◆ Stored records:
=-=-=

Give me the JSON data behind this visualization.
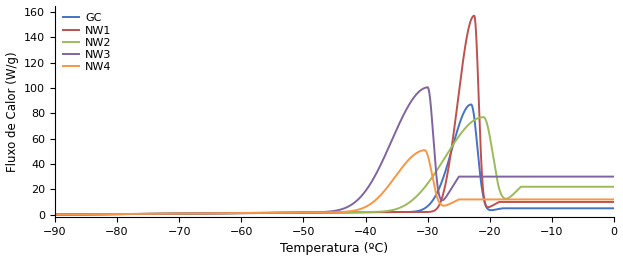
{
  "title": "",
  "xlabel": "Temperatura (ºC)",
  "ylabel": "Fluxo de Calor (W/g)",
  "xlim": [
    -90,
    0
  ],
  "ylim": [
    -2,
    165
  ],
  "xticks": [
    -90,
    -80,
    -70,
    -60,
    -50,
    -40,
    -30,
    -20,
    -10,
    0
  ],
  "yticks": [
    0,
    20,
    40,
    60,
    80,
    100,
    120,
    140,
    160
  ],
  "legend": [
    "GC",
    "NW1",
    "NW2",
    "NW3",
    "NW4"
  ],
  "colors": [
    "#4472C4",
    "#C0504D",
    "#9BBB59",
    "#8064A2",
    "#F79646"
  ],
  "background": "#FFFFFF",
  "figsize": [
    6.23,
    2.61
  ],
  "dpi": 100
}
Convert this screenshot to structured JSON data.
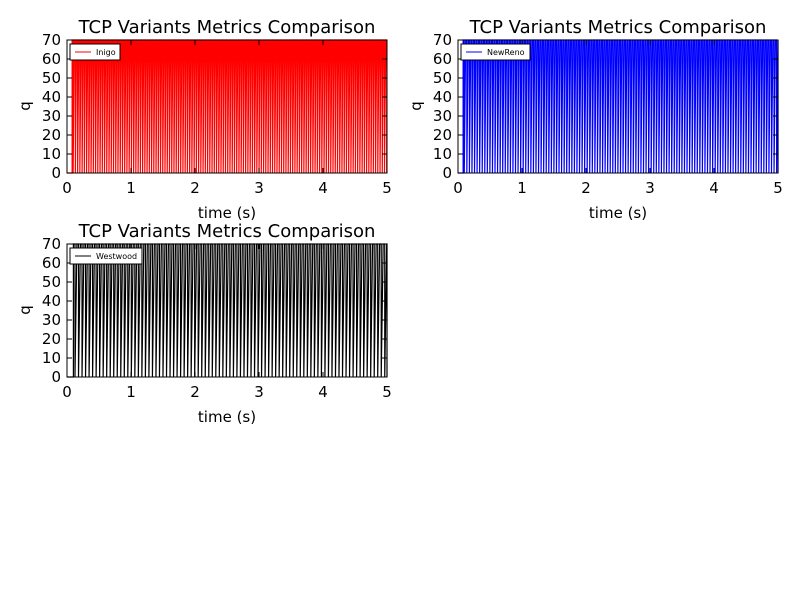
{
  "chart_data": [
    {
      "type": "line",
      "title": "TCP Variants Metrics Comparison",
      "xlabel": "time (s)",
      "ylabel": "q",
      "xlim": [
        0,
        5
      ],
      "ylim": [
        0,
        70
      ],
      "xticks": [
        0,
        1,
        2,
        3,
        4,
        5
      ],
      "yticks": [
        0,
        10,
        20,
        30,
        40,
        50,
        60,
        70
      ],
      "grid": false,
      "legend_position": "upper left",
      "series": [
        {
          "name": "Inigo",
          "color": "#ff0000",
          "pattern": "rapid oscillation between 0 and 70 (queue fills to capacity and drains)",
          "start_time": 0.08,
          "period": 0.035,
          "min": 0,
          "max": 70
        }
      ]
    },
    {
      "type": "line",
      "title": "TCP Variants Metrics Comparison",
      "xlabel": "time (s)",
      "ylabel": "q",
      "xlim": [
        0,
        5
      ],
      "ylim": [
        0,
        70
      ],
      "xticks": [
        0,
        1,
        2,
        3,
        4,
        5
      ],
      "yticks": [
        0,
        10,
        20,
        30,
        40,
        50,
        60,
        70
      ],
      "grid": false,
      "legend_position": "upper left",
      "series": [
        {
          "name": "NewReno",
          "color": "#0000ff",
          "pattern": "rapid oscillation between 0 and 70 (queue fills to capacity and drains)",
          "start_time": 0.08,
          "period": 0.04,
          "min": 0,
          "max": 70
        }
      ]
    },
    {
      "type": "line",
      "title": "TCP Variants Metrics Comparison",
      "xlabel": "time (s)",
      "ylabel": "q",
      "xlim": [
        0,
        5
      ],
      "ylim": [
        0,
        70
      ],
      "xticks": [
        0,
        1,
        2,
        3,
        4,
        5
      ],
      "yticks": [
        0,
        10,
        20,
        30,
        40,
        50,
        60,
        70
      ],
      "grid": false,
      "legend_position": "upper left",
      "series": [
        {
          "name": "Westwood",
          "color": "#000000",
          "pattern": "rapid oscillation between 0 and 70 (queue fills to capacity and drains)",
          "start_time": 0.1,
          "period": 0.055,
          "min": 0,
          "max": 70
        }
      ]
    }
  ]
}
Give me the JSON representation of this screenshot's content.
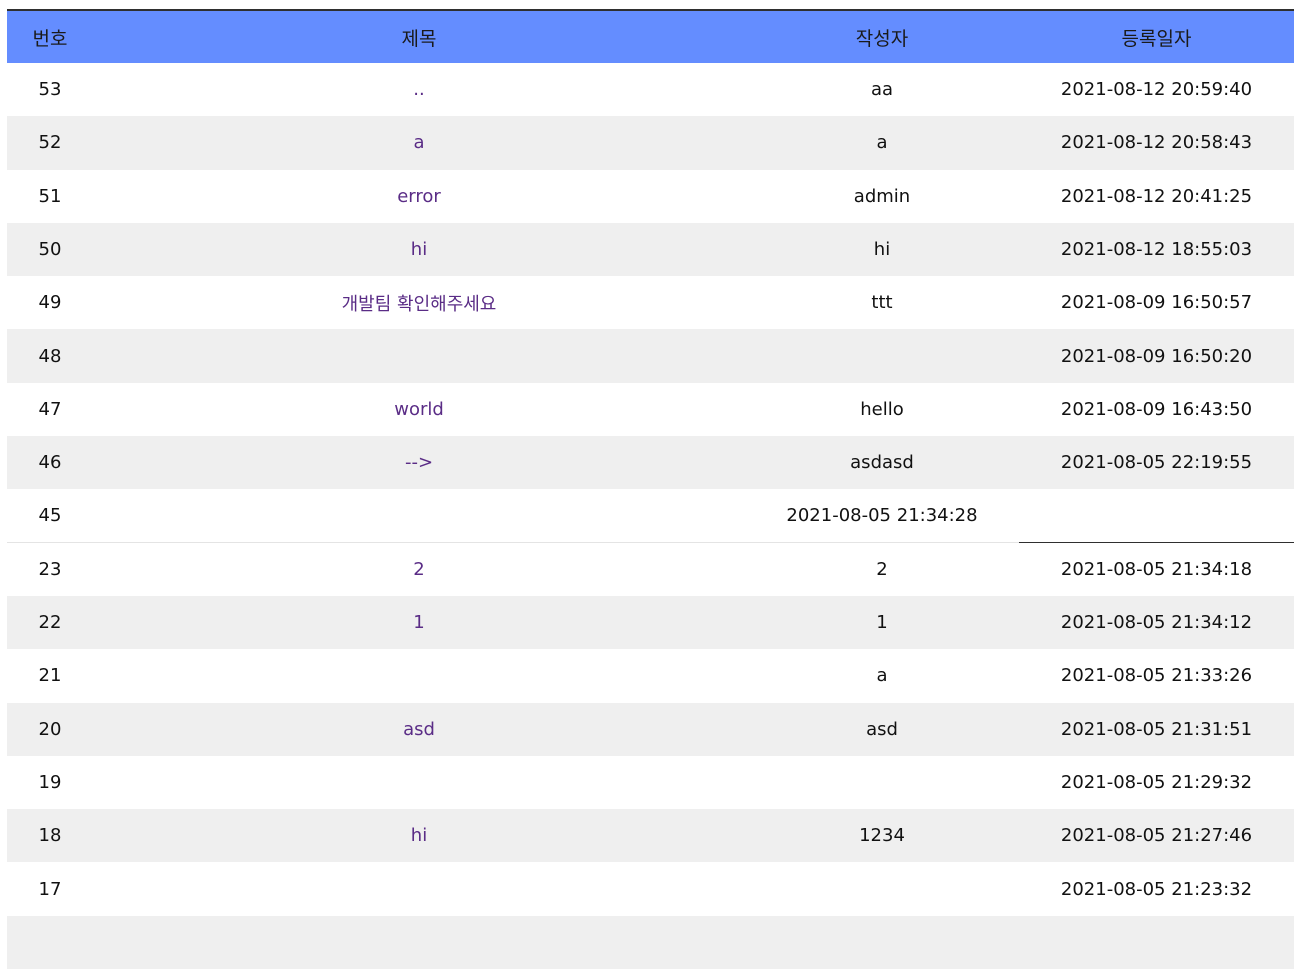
{
  "table": {
    "headers": {
      "num": "번호",
      "title": "제목",
      "author": "작성자",
      "date": "등록일자"
    },
    "rows": [
      {
        "num": "53",
        "title": "..",
        "author": "aa",
        "date": "2021-08-12 20:59:40"
      },
      {
        "num": "52",
        "title": "a",
        "author": "a",
        "date": "2021-08-12 20:58:43"
      },
      {
        "num": "51",
        "title": "error",
        "author": "admin",
        "date": "2021-08-12 20:41:25"
      },
      {
        "num": "50",
        "title": "hi",
        "author": "hi",
        "date": "2021-08-12 18:55:03"
      },
      {
        "num": "49",
        "title": "개발팀 확인해주세요",
        "author": "ttt",
        "date": "2021-08-09 16:50:57"
      },
      {
        "num": "48",
        "title": "",
        "author": "",
        "date": "2021-08-09 16:50:20"
      },
      {
        "num": "47",
        "title": "world",
        "author": "hello",
        "date": "2021-08-09 16:43:50"
      },
      {
        "num": "46",
        "title": "-->",
        "author": "asdasd",
        "date": "2021-08-05 22:19:55"
      },
      {
        "num": "45",
        "title": "",
        "author": "2021-08-05 21:34:28",
        "date": ""
      },
      {
        "num": "23",
        "title": "2",
        "author": "2",
        "date": "2021-08-05 21:34:18"
      },
      {
        "num": "22",
        "title": "1",
        "author": "1",
        "date": "2021-08-05 21:34:12"
      },
      {
        "num": "21",
        "title": "",
        "author": "a",
        "date": "2021-08-05 21:33:26"
      },
      {
        "num": "20",
        "title": "asd",
        "author": "asd",
        "date": "2021-08-05 21:31:51"
      },
      {
        "num": "19",
        "title": "",
        "author": "",
        "date": "2021-08-05 21:29:32"
      },
      {
        "num": "18",
        "title": "hi",
        "author": "1234",
        "date": "2021-08-05 21:27:46"
      },
      {
        "num": "17",
        "title": "",
        "author": "",
        "date": "2021-08-05 21:23:32"
      },
      {
        "num": "",
        "title": "",
        "author": "",
        "date": ""
      }
    ]
  },
  "colors": {
    "header_bg": "#648dff",
    "row_alt_bg": "#efefef",
    "link": "#5a2c86"
  }
}
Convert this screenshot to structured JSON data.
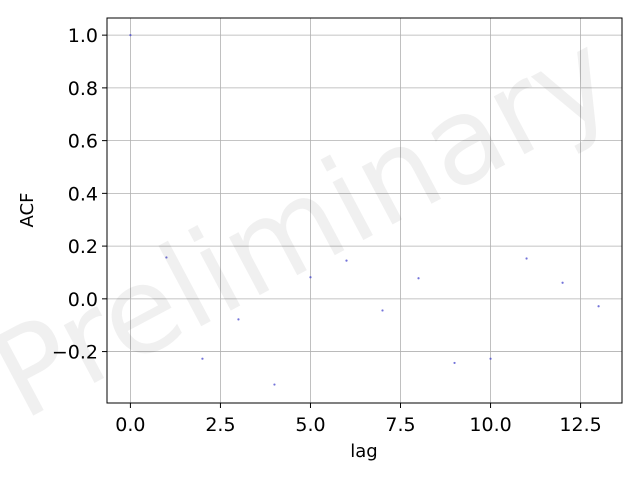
{
  "chart_data": {
    "type": "scatter",
    "title": "",
    "xlabel": "lag",
    "ylabel": "ACF",
    "xlim": [
      -0.65,
      13.65
    ],
    "ylim": [
      -0.395,
      1.065
    ],
    "xticks": [
      0.0,
      2.5,
      5.0,
      7.5,
      10.0,
      12.5
    ],
    "xtick_labels": [
      "0.0",
      "2.5",
      "5.0",
      "7.5",
      "10.0",
      "12.5"
    ],
    "yticks": [
      -0.2,
      0.0,
      0.2,
      0.4,
      0.6,
      0.8,
      1.0
    ],
    "ytick_labels": [
      "−0.2",
      "0.0",
      "0.2",
      "0.4",
      "0.6",
      "0.8",
      "1.0"
    ],
    "grid": true,
    "marker_color": "#4444cc",
    "x": [
      0,
      1,
      2,
      3,
      4,
      5,
      6,
      7,
      8,
      9,
      10,
      11,
      12,
      13
    ],
    "y": [
      1.0,
      0.157,
      -0.227,
      -0.078,
      -0.325,
      0.082,
      0.145,
      -0.044,
      0.078,
      -0.243,
      -0.227,
      0.153,
      0.061,
      -0.028
    ],
    "watermark": "Preliminary"
  }
}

=-=-=

◆ Do this:
Without including the pictures, reproduce all entries exactly.

◆ Solution:
Give me the JSON data behind this visualization.
{
  "title": "",
  "xlabel": "Temperatura (ºC)",
  "ylabel": "Fluxo de Calor (W/g)",
  "xlim": [
    -90,
    0
  ],
  "ylim": [
    -2,
    165
  ],
  "xticks": [
    -90,
    -80,
    -70,
    -60,
    -50,
    -40,
    -30,
    -20,
    -10,
    0
  ],
  "yticks": [
    0,
    20,
    40,
    60,
    80,
    100,
    120,
    140,
    160
  ],
  "legend": [
    "GC",
    "NW1",
    "NW2",
    "NW3",
    "NW4"
  ],
  "colors": [
    "#4472C4",
    "#C0504D",
    "#9BBB59",
    "#8064A2",
    "#F79646"
  ],
  "background": "#FFFFFF",
  "figsize": [
    6.23,
    2.61
  ],
  "dpi": 100
}
Convert this screenshot to structured JSON data.
{
  "chart_data": [
    {
      "type": "line",
      "title": "TCP Variants Metrics Comparison",
      "xlabel": "time (s)",
      "ylabel": "q",
      "xlim": [
        0,
        5
      ],
      "ylim": [
        0,
        70
      ],
      "xticks": [
        0,
        1,
        2,
        3,
        4,
        5
      ],
      "yticks": [
        0,
        10,
        20,
        30,
        40,
        50,
        60,
        70
      ],
      "grid": false,
      "legend_position": "upper left",
      "series": [
        {
          "name": "Inigo",
          "color": "#ff0000",
          "pattern": "rapid oscillation between 0 and 70 (queue fills to capacity and drains)",
          "start_time": 0.08,
          "period": 0.035,
          "min": 0,
          "max": 70
        }
      ]
    },
    {
      "type": "line",
      "title": "TCP Variants Metrics Comparison",
      "xlabel": "time (s)",
      "ylabel": "q",
      "xlim": [
        0,
        5
      ],
      "ylim": [
        0,
        70
      ],
      "xticks": [
        0,
        1,
        2,
        3,
        4,
        5
      ],
      "yticks": [
        0,
        10,
        20,
        30,
        40,
        50,
        60,
        70
      ],
      "grid": false,
      "legend_position": "upper left",
      "series": [
        {
          "name": "NewReno",
          "color": "#0000ff",
          "pattern": "rapid oscillation between 0 and 70 (queue fills to capacity and drains)",
          "start_time": 0.08,
          "period": 0.04,
          "min": 0,
          "max": 70
        }
      ]
    },
    {
      "type": "line",
      "title": "TCP Variants Metrics Comparison",
      "xlabel": "time (s)",
      "ylabel": "q",
      "xlim": [
        0,
        5
      ],
      "ylim": [
        0,
        70
      ],
      "xticks": [
        0,
        1,
        2,
        3,
        4,
        5
      ],
      "yticks": [
        0,
        10,
        20,
        30,
        40,
        50,
        60,
        70
      ],
      "grid": false,
      "legend_position": "upper left",
      "series": [
        {
          "name": "Westwood",
          "color": "#000000",
          "pattern": "rapid oscillation between 0 and 70 (queue fills to capacity and drains)",
          "start_time": 0.1,
          "period": 0.055,
          "min": 0,
          "max": 70
        }
      ]
    }
  ]
}
Give me the JSON representation of this screenshot's content.
{
  "table": {
    "headers": {
      "num": "번호",
      "title": "제목",
      "author": "작성자",
      "date": "등록일자"
    },
    "rows": [
      {
        "num": "53",
        "title": "..",
        "author": "aa",
        "date": "2021-08-12 20:59:40"
      },
      {
        "num": "52",
        "title": "a",
        "author": "a",
        "date": "2021-08-12 20:58:43"
      },
      {
        "num": "51",
        "title": "error",
        "author": "admin",
        "date": "2021-08-12 20:41:25"
      },
      {
        "num": "50",
        "title": "hi",
        "author": "hi",
        "date": "2021-08-12 18:55:03"
      },
      {
        "num": "49",
        "title": "개발팀 확인해주세요",
        "author": "ttt",
        "date": "2021-08-09 16:50:57"
      },
      {
        "num": "48",
        "title": "",
        "author": "",
        "date": "2021-08-09 16:50:20"
      },
      {
        "num": "47",
        "title": "world",
        "author": "hello",
        "date": "2021-08-09 16:43:50"
      },
      {
        "num": "46",
        "title": "-->",
        "author": "asdasd",
        "date": "2021-08-05 22:19:55"
      },
      {
        "num": "45",
        "title": "",
        "author": "2021-08-05 21:34:28",
        "date": ""
      },
      {
        "num": "23",
        "title": "2",
        "author": "2",
        "date": "2021-08-05 21:34:18"
      },
      {
        "num": "22",
        "title": "1",
        "author": "1",
        "date": "2021-08-05 21:34:12"
      },
      {
        "num": "21",
        "title": "",
        "author": "a",
        "date": "2021-08-05 21:33:26"
      },
      {
        "num": "20",
        "title": "asd",
        "author": "asd",
        "date": "2021-08-05 21:31:51"
      },
      {
        "num": "19",
        "title": "",
        "author": "",
        "date": "2021-08-05 21:29:32"
      },
      {
        "num": "18",
        "title": "hi",
        "author": "1234",
        "date": "2021-08-05 21:27:46"
      },
      {
        "num": "17",
        "title": "",
        "author": "",
        "date": "2021-08-05 21:23:32"
      },
      {
        "num": "",
        "title": "",
        "author": "",
        "date": ""
      }
    ]
  },
  "colors": {
    "header_bg": "#648dff",
    "row_alt_bg": "#efefef",
    "link": "#5a2c86"
  }
}
Convert this screenshot to structured JSON data.
{
  "chart_data": {
    "type": "scatter",
    "title": "",
    "xlabel": "lag",
    "ylabel": "ACF",
    "xlim": [
      -0.65,
      13.65
    ],
    "ylim": [
      -0.395,
      1.065
    ],
    "xticks": [
      0.0,
      2.5,
      5.0,
      7.5,
      10.0,
      12.5
    ],
    "xtick_labels": [
      "0.0",
      "2.5",
      "5.0",
      "7.5",
      "10.0",
      "12.5"
    ],
    "yticks": [
      -0.2,
      0.0,
      0.2,
      0.4,
      0.6,
      0.8,
      1.0
    ],
    "ytick_labels": [
      "−0.2",
      "0.0",
      "0.2",
      "0.4",
      "0.6",
      "0.8",
      "1.0"
    ],
    "grid": true,
    "marker_color": "#4444cc",
    "x": [
      0,
      1,
      2,
      3,
      4,
      5,
      6,
      7,
      8,
      9,
      10,
      11,
      12,
      13
    ],
    "y": [
      1.0,
      0.157,
      -0.227,
      -0.078,
      -0.325,
      0.082,
      0.145,
      -0.044,
      0.078,
      -0.243,
      -0.227,
      0.153,
      0.061,
      -0.028
    ],
    "watermark": "Preliminary"
  }
}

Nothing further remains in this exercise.